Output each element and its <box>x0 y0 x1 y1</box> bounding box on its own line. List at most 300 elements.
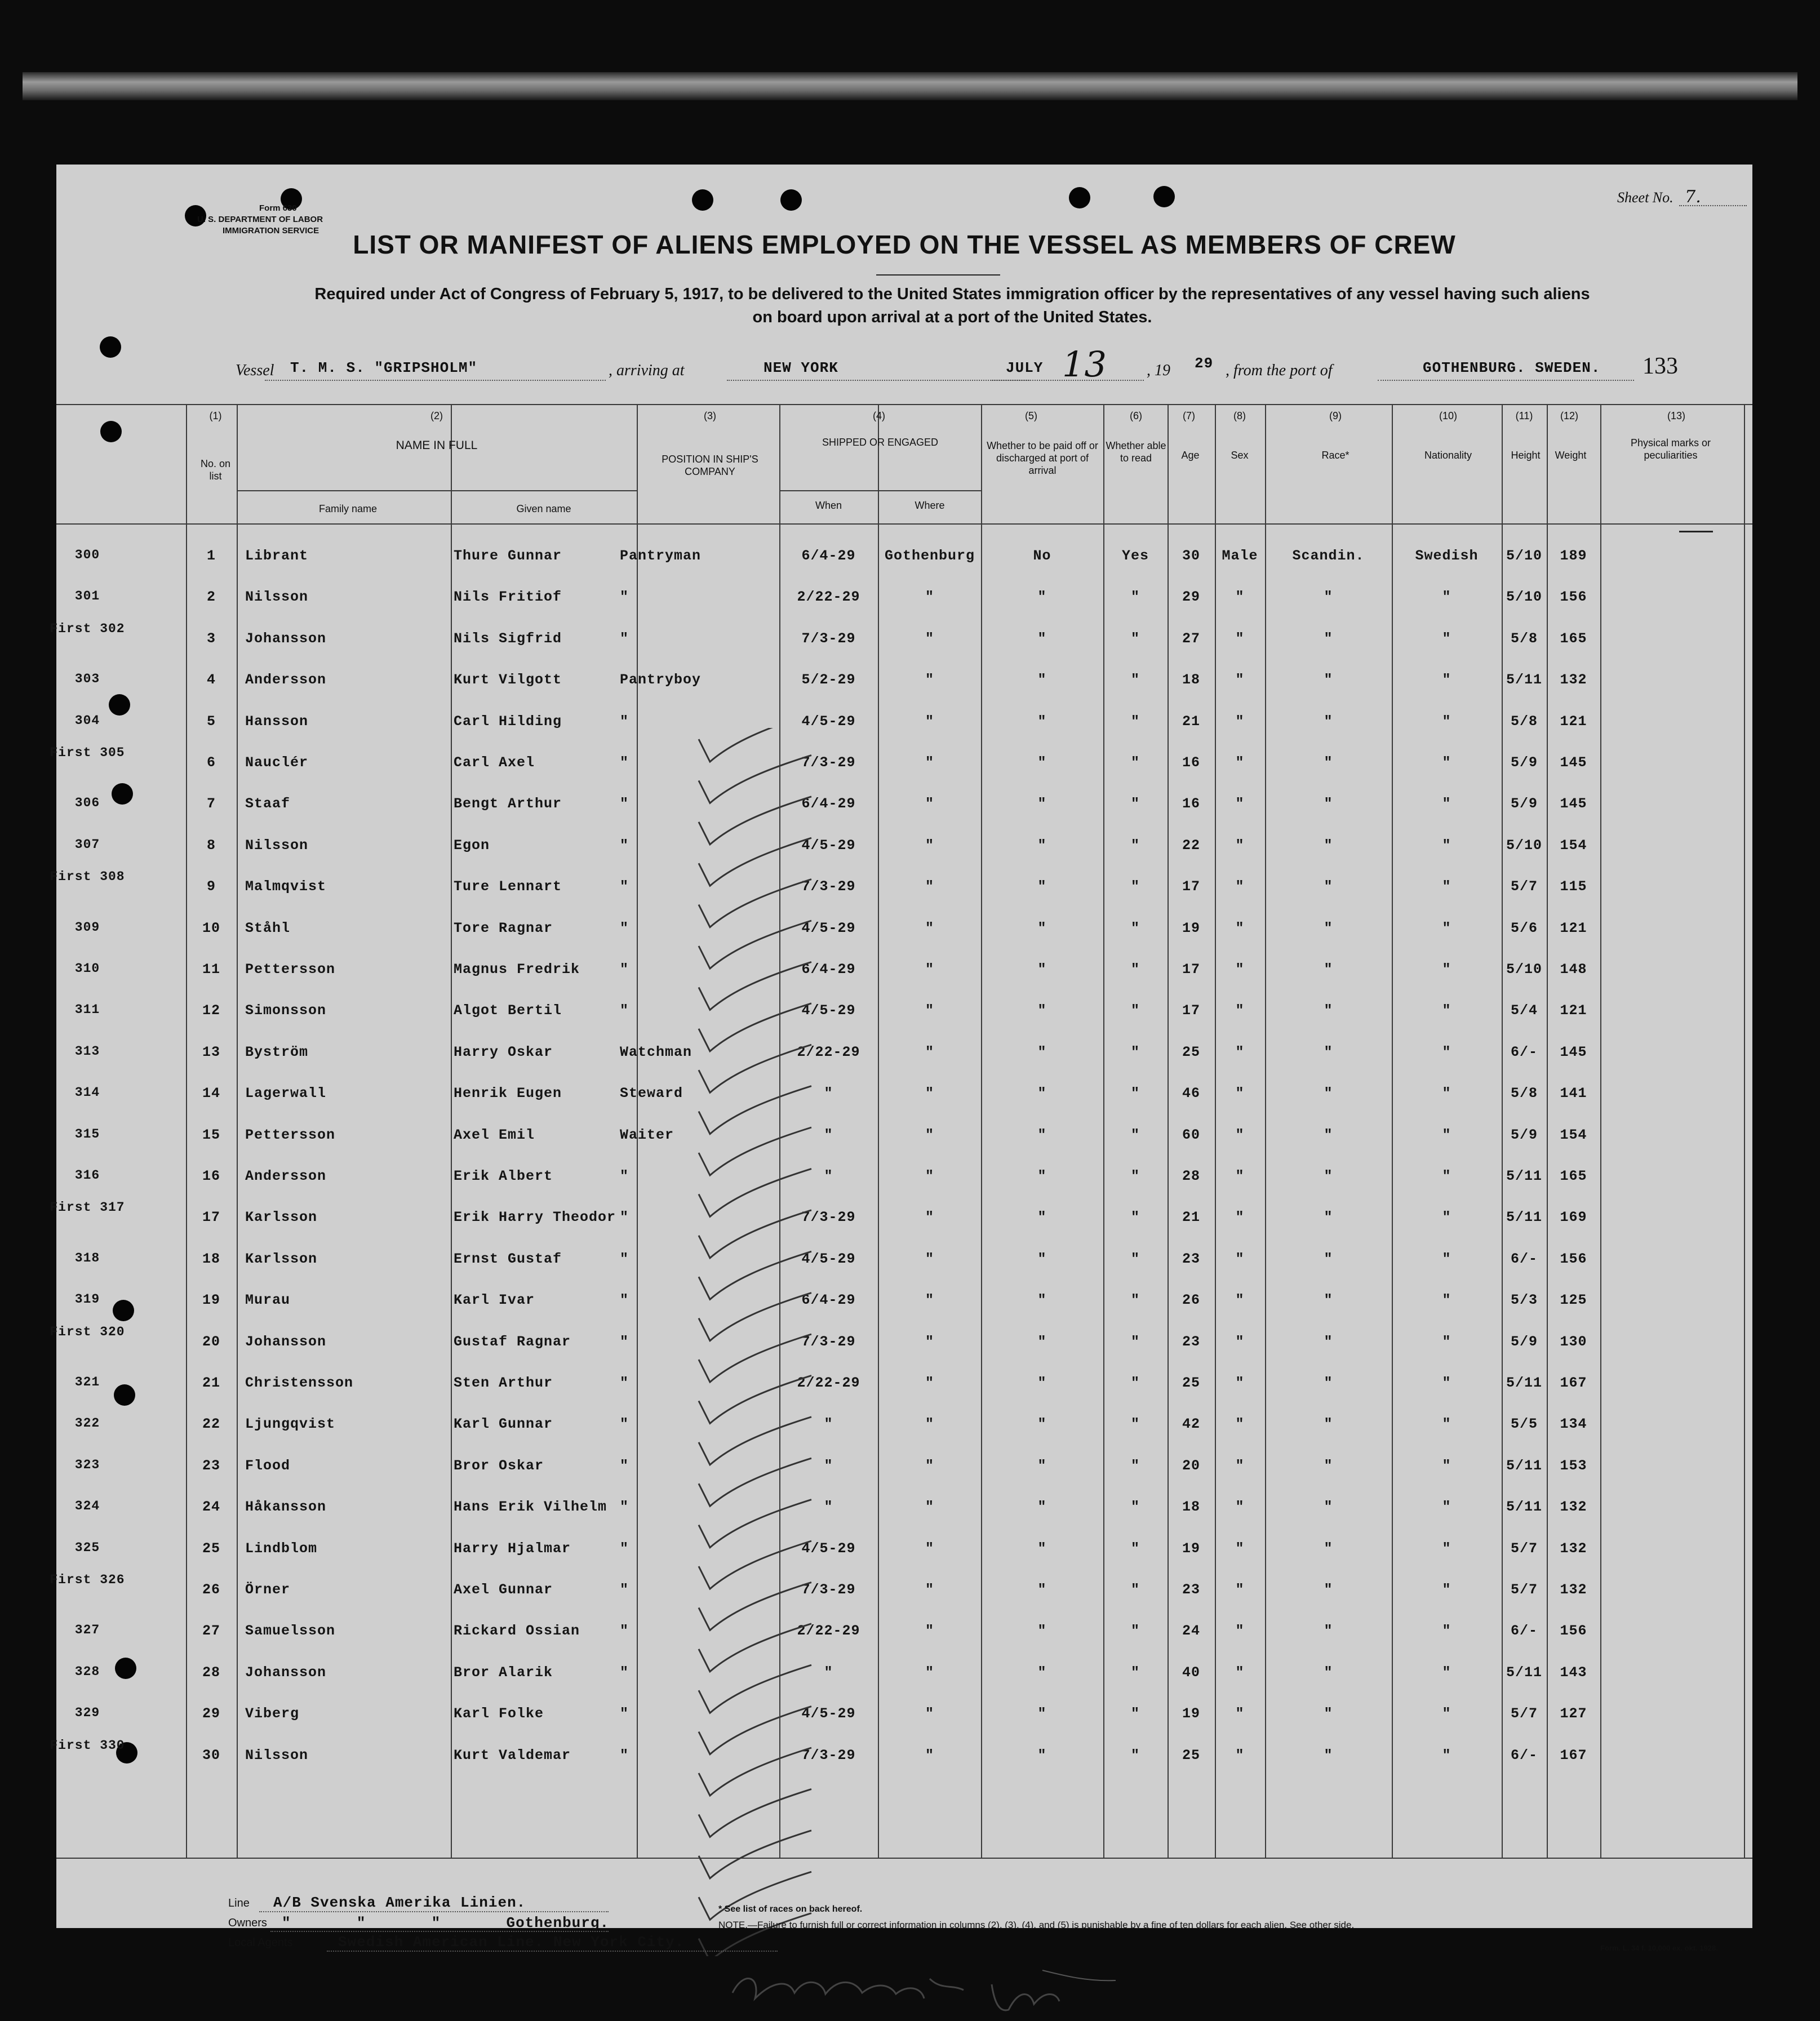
race: " <box>1324 920 1333 936</box>
given-name: Gustaf Ragnar <box>454 1333 571 1350</box>
position: " <box>620 961 629 978</box>
shipped-where: " <box>925 754 934 771</box>
family-name: Malmqvist <box>245 878 327 895</box>
family-name: Murau <box>245 1292 291 1309</box>
shipped-when: 4/5-29 <box>801 920 856 936</box>
age: 17 <box>1182 878 1200 895</box>
manifest-line-number: 319 <box>74 1292 100 1307</box>
paid-off: " <box>1037 961 1047 978</box>
age: 16 <box>1182 754 1200 771</box>
shipped-where: " <box>925 713 934 730</box>
nationality: " <box>1442 1416 1451 1433</box>
position: " <box>620 1292 629 1309</box>
nationality: " <box>1442 1126 1451 1143</box>
nationality: " <box>1442 589 1451 606</box>
weight: 156 <box>1560 1250 1587 1267</box>
sex: " <box>1235 630 1245 647</box>
sex: " <box>1235 713 1245 730</box>
family-name: Christensson <box>245 1375 354 1391</box>
age: 16 <box>1182 796 1200 812</box>
page-title: LIST OR MANIFEST OF ALIENS EMPLOYED ON THE VESSEL AS MEMBERS OF CREW <box>353 230 1456 259</box>
weight: 121 <box>1560 713 1587 730</box>
manifest-line-number: 329 <box>74 1705 100 1721</box>
weight: 148 <box>1560 961 1587 978</box>
paid-off: No <box>1033 548 1051 564</box>
table-top-rule <box>56 404 1752 405</box>
physical-marks-header: Physical marks or peculiarities <box>1630 437 1711 461</box>
family-name: Nilsson <box>245 589 309 606</box>
row-number: 20 <box>202 1333 220 1350</box>
nationality: " <box>1442 1540 1451 1557</box>
position: " <box>620 1209 629 1226</box>
nationality: " <box>1442 961 1451 978</box>
nationality: " <box>1442 1043 1451 1060</box>
shipped-when: 2/22-29 <box>797 1623 860 1640</box>
weight: 134 <box>1560 1416 1587 1433</box>
height: 5/10 <box>1506 961 1542 978</box>
sex: " <box>1235 796 1245 812</box>
shipped-where: " <box>925 1250 934 1267</box>
sex-header: Sex <box>1231 450 1249 461</box>
given-name-header: Given name <box>516 503 571 514</box>
race: " <box>1324 796 1333 812</box>
age: 17 <box>1182 1002 1200 1019</box>
line-value: A/B Svenska Amerika Linien. <box>273 1894 526 1911</box>
able-to-read-header: Whether able to read <box>1106 440 1166 464</box>
able-to-read: " <box>1130 1747 1140 1764</box>
row-number: 5 <box>206 713 216 730</box>
manifest-line-number: 325 <box>74 1540 100 1555</box>
race: " <box>1324 754 1333 771</box>
shipped-where: " <box>925 630 934 647</box>
given-name: Magnus Fredrik <box>454 961 580 978</box>
vessel-name: T. M. S. "GRIPSHOLM" <box>290 359 478 376</box>
age: 42 <box>1182 1416 1200 1433</box>
shipped-where: " <box>925 1043 934 1060</box>
row-number: 15 <box>202 1126 220 1143</box>
given-name: Carl Hilding <box>454 713 562 730</box>
sheet-underline <box>1679 205 1747 206</box>
row-number: 1 <box>206 548 216 564</box>
age: 60 <box>1182 1126 1200 1143</box>
weight: 132 <box>1560 1582 1587 1598</box>
race: " <box>1324 1002 1333 1019</box>
paid-off-header: Whether to be paid off or discharged at port of arrival <box>987 440 1098 476</box>
age: 19 <box>1182 1540 1200 1557</box>
age: 28 <box>1182 1168 1200 1184</box>
vessel-underline <box>265 380 606 381</box>
race: " <box>1324 1250 1333 1267</box>
arrival-month: JULY <box>1006 359 1044 376</box>
owners-underline <box>270 1931 609 1932</box>
able-to-read: " <box>1130 630 1140 647</box>
age: 18 <box>1182 1499 1200 1516</box>
paid-off: " <box>1037 1664 1047 1681</box>
department-name: U. S. DEPARTMENT OF LABOR <box>197 215 323 224</box>
family-name: Ljungqvist <box>245 1416 336 1433</box>
family-name: Johansson <box>245 1664 327 1681</box>
height: 5/9 <box>1510 1333 1538 1350</box>
given-name: Axel Gunnar <box>454 1582 553 1598</box>
manifest-line-number: 315 <box>74 1126 100 1141</box>
shipped-where: " <box>925 961 934 978</box>
row-number: 22 <box>202 1416 220 1433</box>
penalty-note: NOTE.—Failure to furnish full or correct information in columns (2), (3), (4), and (5) is punishable by a fine of ten dollars for each alien. See other side. <box>718 1920 1355 1930</box>
row-number: 11 <box>202 961 220 978</box>
line-label: Line <box>228 1897 250 1909</box>
race: " <box>1324 1085 1333 1102</box>
sex: " <box>1235 1582 1245 1598</box>
shipped-where: " <box>925 1705 934 1722</box>
manifest-line-number: First 320 <box>50 1324 125 1339</box>
manifest-line-number: 311 <box>74 1002 100 1018</box>
weight: 132 <box>1560 1540 1587 1557</box>
position: " <box>620 1168 629 1184</box>
shipped-where: " <box>925 1292 934 1309</box>
shipped-when: 4/5-29 <box>801 1002 856 1019</box>
sex: " <box>1235 1416 1245 1433</box>
race: " <box>1324 1747 1333 1764</box>
age: 19 <box>1182 920 1200 936</box>
height: 5/11 <box>1506 1457 1542 1474</box>
film-edge-strip <box>23 72 1797 100</box>
paid-off: " <box>1037 630 1047 647</box>
paid-off: " <box>1037 754 1047 771</box>
agents-label: Local Agents <box>228 1936 293 1949</box>
height: 5/10 <box>1506 589 1542 606</box>
race: " <box>1324 1333 1333 1350</box>
shipped-when: " <box>824 1664 833 1681</box>
table-row <box>56 672 1752 713</box>
family-name: Örner <box>245 1582 291 1598</box>
manifest-line-number: First 305 <box>50 745 125 760</box>
row-number: 4 <box>206 672 216 689</box>
shipped-when: 2/22-29 <box>797 1375 860 1391</box>
able-to-read: " <box>1130 1705 1140 1722</box>
height: 5/6 <box>1510 920 1538 936</box>
position: " <box>620 796 629 812</box>
race: " <box>1324 1499 1333 1516</box>
sex: " <box>1235 961 1245 978</box>
given-name: Bror Oskar <box>454 1457 544 1474</box>
sex: " <box>1235 1209 1245 1226</box>
family-name: Byström <box>245 1043 309 1060</box>
race: " <box>1324 713 1333 730</box>
shipped-when: " <box>824 1168 833 1184</box>
race-header: Race* <box>1321 450 1350 461</box>
sex: " <box>1235 1292 1245 1309</box>
age: 19 <box>1182 1705 1200 1722</box>
family-name: Andersson <box>245 1168 327 1184</box>
given-name: Harry Oskar <box>454 1043 553 1060</box>
row-number: 7 <box>206 796 216 812</box>
able-to-read: " <box>1130 1540 1140 1557</box>
paid-off: " <box>1037 1126 1047 1143</box>
paid-off: " <box>1037 589 1047 606</box>
paid-off: " <box>1037 1002 1047 1019</box>
col-1-number: (1) <box>209 410 222 421</box>
able-to-read: " <box>1130 1168 1140 1184</box>
race: " <box>1324 672 1333 689</box>
position: " <box>620 754 629 771</box>
shipped-where: " <box>925 672 934 689</box>
sex: " <box>1235 1499 1245 1516</box>
paid-off: " <box>1037 713 1047 730</box>
family-name: Lindblom <box>245 1540 318 1557</box>
col-13-number: (13) <box>1667 410 1685 421</box>
shipped-when: " <box>824 1085 833 1102</box>
sex: Male <box>1222 548 1258 564</box>
col-12-number: (12) <box>1560 410 1578 421</box>
family-name: Håkansson <box>245 1499 327 1516</box>
shipped-when: 6/4-29 <box>801 548 856 564</box>
row-number: 25 <box>202 1540 220 1557</box>
position: " <box>620 1540 629 1557</box>
age: 27 <box>1182 630 1200 647</box>
sheet-label: Sheet No. <box>1617 189 1673 206</box>
row-number: 13 <box>202 1043 220 1060</box>
race: " <box>1324 1540 1333 1557</box>
age: 40 <box>1182 1664 1200 1681</box>
where-header: Where <box>915 500 945 511</box>
shipped-when: 4/5-29 <box>801 837 856 854</box>
nationality: " <box>1442 672 1451 689</box>
weight: 145 <box>1560 1043 1587 1060</box>
name-subheader-rule <box>237 490 637 491</box>
position: " <box>620 1250 629 1267</box>
weight: 132 <box>1560 672 1587 689</box>
shipped-when: 4/5-29 <box>801 1540 856 1557</box>
weight: 153 <box>1560 1457 1587 1474</box>
position: " <box>620 920 629 936</box>
manifest-line-number: 307 <box>74 837 100 852</box>
arriving-label: , arriving at <box>609 362 685 379</box>
manifest-line-number: 327 <box>74 1623 100 1638</box>
manifest-line-number: 309 <box>74 920 100 935</box>
position-header: POSITION IN SHIP'S COMPANY <box>662 454 758 477</box>
punch-hole <box>692 189 713 211</box>
shipped-when: " <box>824 1457 833 1474</box>
sex: " <box>1235 1333 1245 1350</box>
given-name: Egon <box>454 837 490 854</box>
weight: 115 <box>1560 878 1587 895</box>
weight: 167 <box>1560 1747 1587 1764</box>
age: 24 <box>1182 1623 1200 1640</box>
race: " <box>1324 1209 1333 1226</box>
height: 5/8 <box>1510 713 1538 730</box>
sex: " <box>1235 1705 1245 1722</box>
given-name: Erik Harry Theodor <box>454 1209 616 1226</box>
act-statement-line-2: on board upon arrival at a port of the United States. <box>752 308 1152 326</box>
able-to-read: " <box>1130 878 1140 895</box>
port-underline <box>727 380 1031 381</box>
manifest-line-number: 304 <box>74 713 100 728</box>
paid-off: " <box>1037 1623 1047 1640</box>
row-number: 24 <box>202 1499 220 1516</box>
sex: " <box>1235 1085 1245 1102</box>
family-name: Karlsson <box>245 1250 318 1267</box>
given-name: Karl Folke <box>454 1705 544 1722</box>
sex: " <box>1235 1002 1245 1019</box>
age: 26 <box>1182 1292 1200 1309</box>
shipped-when: " <box>824 1499 833 1516</box>
weight: 132 <box>1560 1499 1587 1516</box>
table-row <box>50 621 1752 672</box>
shipped-where: " <box>925 1209 934 1226</box>
shipped-when: 6/4-29 <box>801 796 856 812</box>
manifest-line-number: 322 <box>74 1416 100 1431</box>
shipped-where: " <box>925 1416 934 1433</box>
manifest-line-number: 301 <box>74 589 100 604</box>
weight: 169 <box>1560 1209 1587 1226</box>
paid-off: " <box>1037 920 1047 936</box>
row-number: 16 <box>202 1168 220 1184</box>
shipped-when: 4/5-29 <box>801 1705 856 1722</box>
family-name: Johansson <box>245 630 327 647</box>
age: 25 <box>1182 1375 1200 1391</box>
paid-off: " <box>1037 1333 1047 1350</box>
race: " <box>1324 837 1333 854</box>
row-number: 30 <box>202 1747 220 1764</box>
able-to-read: " <box>1130 1664 1140 1681</box>
paid-off: " <box>1037 1747 1047 1764</box>
row-number: 28 <box>202 1664 220 1681</box>
able-to-read: " <box>1130 796 1140 812</box>
race: " <box>1324 1126 1333 1143</box>
given-name: Erik Albert <box>454 1168 553 1184</box>
shipped-subheader-rule <box>779 490 981 491</box>
manifest-line-number: 310 <box>74 961 100 976</box>
shipped-where: " <box>925 1457 934 1474</box>
manifest-line-number: 324 <box>74 1499 100 1514</box>
position: " <box>620 589 629 606</box>
row-number: 29 <box>202 1705 220 1722</box>
weight: 154 <box>1560 837 1587 854</box>
manifest-line-number: 328 <box>74 1664 100 1679</box>
year-prefix: , 19 <box>1147 362 1170 379</box>
given-name: Thure Gunnar <box>454 548 562 564</box>
height: 6/- <box>1510 1043 1538 1060</box>
position: Watchman <box>620 1043 693 1060</box>
nationality: " <box>1442 1457 1451 1474</box>
age: 23 <box>1182 1582 1200 1598</box>
row-number: 10 <box>202 920 220 936</box>
no-on-list-header: No. on list <box>200 458 231 482</box>
able-to-read: " <box>1130 1209 1140 1226</box>
nationality: " <box>1442 754 1451 771</box>
nationality: " <box>1442 1664 1451 1681</box>
vessel-line <box>56 344 1752 390</box>
given-name: Ture Lennart <box>454 878 562 895</box>
table-row <box>56 589 1752 630</box>
shipped-when: 7/3-29 <box>801 1582 856 1598</box>
given-name: Kurt Vilgott <box>454 672 562 689</box>
sex: " <box>1235 1126 1245 1143</box>
shipped-when: 7/3-29 <box>801 1209 856 1226</box>
family-name: Simonsson <box>245 1002 327 1019</box>
family-name: Flood <box>245 1457 291 1474</box>
position: Pantryboy <box>620 672 702 689</box>
position: " <box>620 1416 629 1433</box>
nationality: " <box>1442 1250 1451 1267</box>
age: 17 <box>1182 961 1200 978</box>
race: " <box>1324 1375 1333 1391</box>
manifest-sheet <box>50 165 1752 1952</box>
nationality: " <box>1442 837 1451 854</box>
age: 25 <box>1182 1747 1200 1764</box>
able-to-read: " <box>1130 713 1140 730</box>
paid-off: " <box>1037 1168 1047 1184</box>
shipped-where: " <box>925 1747 934 1764</box>
height: 5/11 <box>1506 1168 1542 1184</box>
position: Pantryman <box>620 548 702 564</box>
handwritten-signature <box>727 1959 1133 2021</box>
family-name: Viberg <box>245 1705 300 1722</box>
position: " <box>620 837 629 854</box>
nationality-header: Nationality <box>1424 450 1472 461</box>
shipped-where: " <box>925 1582 934 1598</box>
row-number: 2 <box>206 589 216 606</box>
sex: " <box>1235 1043 1245 1060</box>
given-name: Algot Bertil <box>454 1002 562 1019</box>
punch-hole <box>1069 187 1090 208</box>
paid-off: " <box>1037 1209 1047 1226</box>
manifest-line-number: 321 <box>74 1375 100 1389</box>
col-6-number: (6) <box>1130 410 1142 421</box>
nationality: " <box>1442 1002 1451 1019</box>
nationality: " <box>1442 1292 1451 1309</box>
race: " <box>1324 1292 1333 1309</box>
manifest-line-number: 306 <box>74 796 100 811</box>
paid-off: " <box>1037 878 1047 895</box>
shipped-where: " <box>925 1375 934 1391</box>
height: 5/10 <box>1506 548 1542 564</box>
race: " <box>1324 1043 1333 1060</box>
paid-off: " <box>1037 1375 1047 1391</box>
weight: 167 <box>1560 1375 1587 1391</box>
family-name: Nilsson <box>245 1747 309 1764</box>
service-name: IMMIGRATION SERVICE <box>223 226 319 236</box>
race: " <box>1324 1705 1333 1722</box>
age: 18 <box>1182 672 1200 689</box>
line-underline <box>259 1911 609 1912</box>
weight: 121 <box>1560 920 1587 936</box>
paid-off: " <box>1037 837 1047 854</box>
shipped-where: " <box>925 1540 934 1557</box>
row-number: 17 <box>202 1209 220 1226</box>
departure-port: GOTHENBURG. SWEDEN. <box>1423 359 1601 376</box>
col-4-number: (4) <box>873 410 885 421</box>
nationality: Swedish <box>1415 548 1479 564</box>
given-name: Kurt Valdemar <box>454 1747 571 1764</box>
able-to-read: " <box>1130 920 1140 936</box>
vessel-label: Vessel <box>236 362 274 379</box>
position: " <box>620 1375 629 1391</box>
able-to-read: " <box>1130 1250 1140 1267</box>
shipped-when: 5/2-29 <box>801 672 856 689</box>
row-number: 14 <box>202 1085 220 1102</box>
weight: 121 <box>1560 1002 1587 1019</box>
family-name: Ståhl <box>245 920 291 936</box>
height: 5/9 <box>1510 796 1538 812</box>
manifest-line-number: First 317 <box>50 1200 125 1215</box>
race: " <box>1324 1664 1333 1681</box>
paid-off: " <box>1037 1705 1047 1722</box>
col-9-number: (9) <box>1329 410 1342 421</box>
height: 5/7 <box>1510 1582 1538 1598</box>
date-underline <box>992 380 1144 381</box>
form-number: Form 630 <box>259 203 297 213</box>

**GIVEN EXERCISE**
Reproduce the records verbatim, starting at the line containing "920 1333 936</box>" and ending at the line containing "weight: 148 <box>1560 961 1587 978</box>".

**FINAL ANSWER**
race: " <box>1324 920 1333 936</box>
given-name: Gustaf Ragnar <box>454 1333 571 1350</box>
position: " <box>620 961 629 978</box>
shipped-where: " <box>925 754 934 771</box>
family-name: Malmqvist <box>245 878 327 895</box>
family-name: Murau <box>245 1292 291 1309</box>
shipped-when: 4/5-29 <box>801 920 856 936</box>
age: 17 <box>1182 878 1200 895</box>
manifest-line-number: 319 <box>74 1292 100 1307</box>
paid-off: " <box>1037 961 1047 978</box>
age: 16 <box>1182 754 1200 771</box>
shipped-where: " <box>925 713 934 730</box>
nationality: " <box>1442 1416 1451 1433</box>
position: " <box>620 1292 629 1309</box>
nationality: " <box>1442 1126 1451 1143</box>
nationality: " <box>1442 589 1451 606</box>
weight: 156 <box>1560 1250 1587 1267</box>
sex: " <box>1235 630 1245 647</box>
sex: " <box>1235 713 1245 730</box>
family-name: Christensson <box>245 1375 354 1391</box>
age: 16 <box>1182 796 1200 812</box>
page-title: LIST OR MANIFEST OF ALIENS EMPLOYED ON THE VESSEL AS MEMBERS OF CREW <box>353 230 1456 259</box>
weight: 121 <box>1560 713 1587 730</box>
manifest-line-number: 329 <box>74 1705 100 1721</box>
weight: 148 <box>1560 961 1587 978</box>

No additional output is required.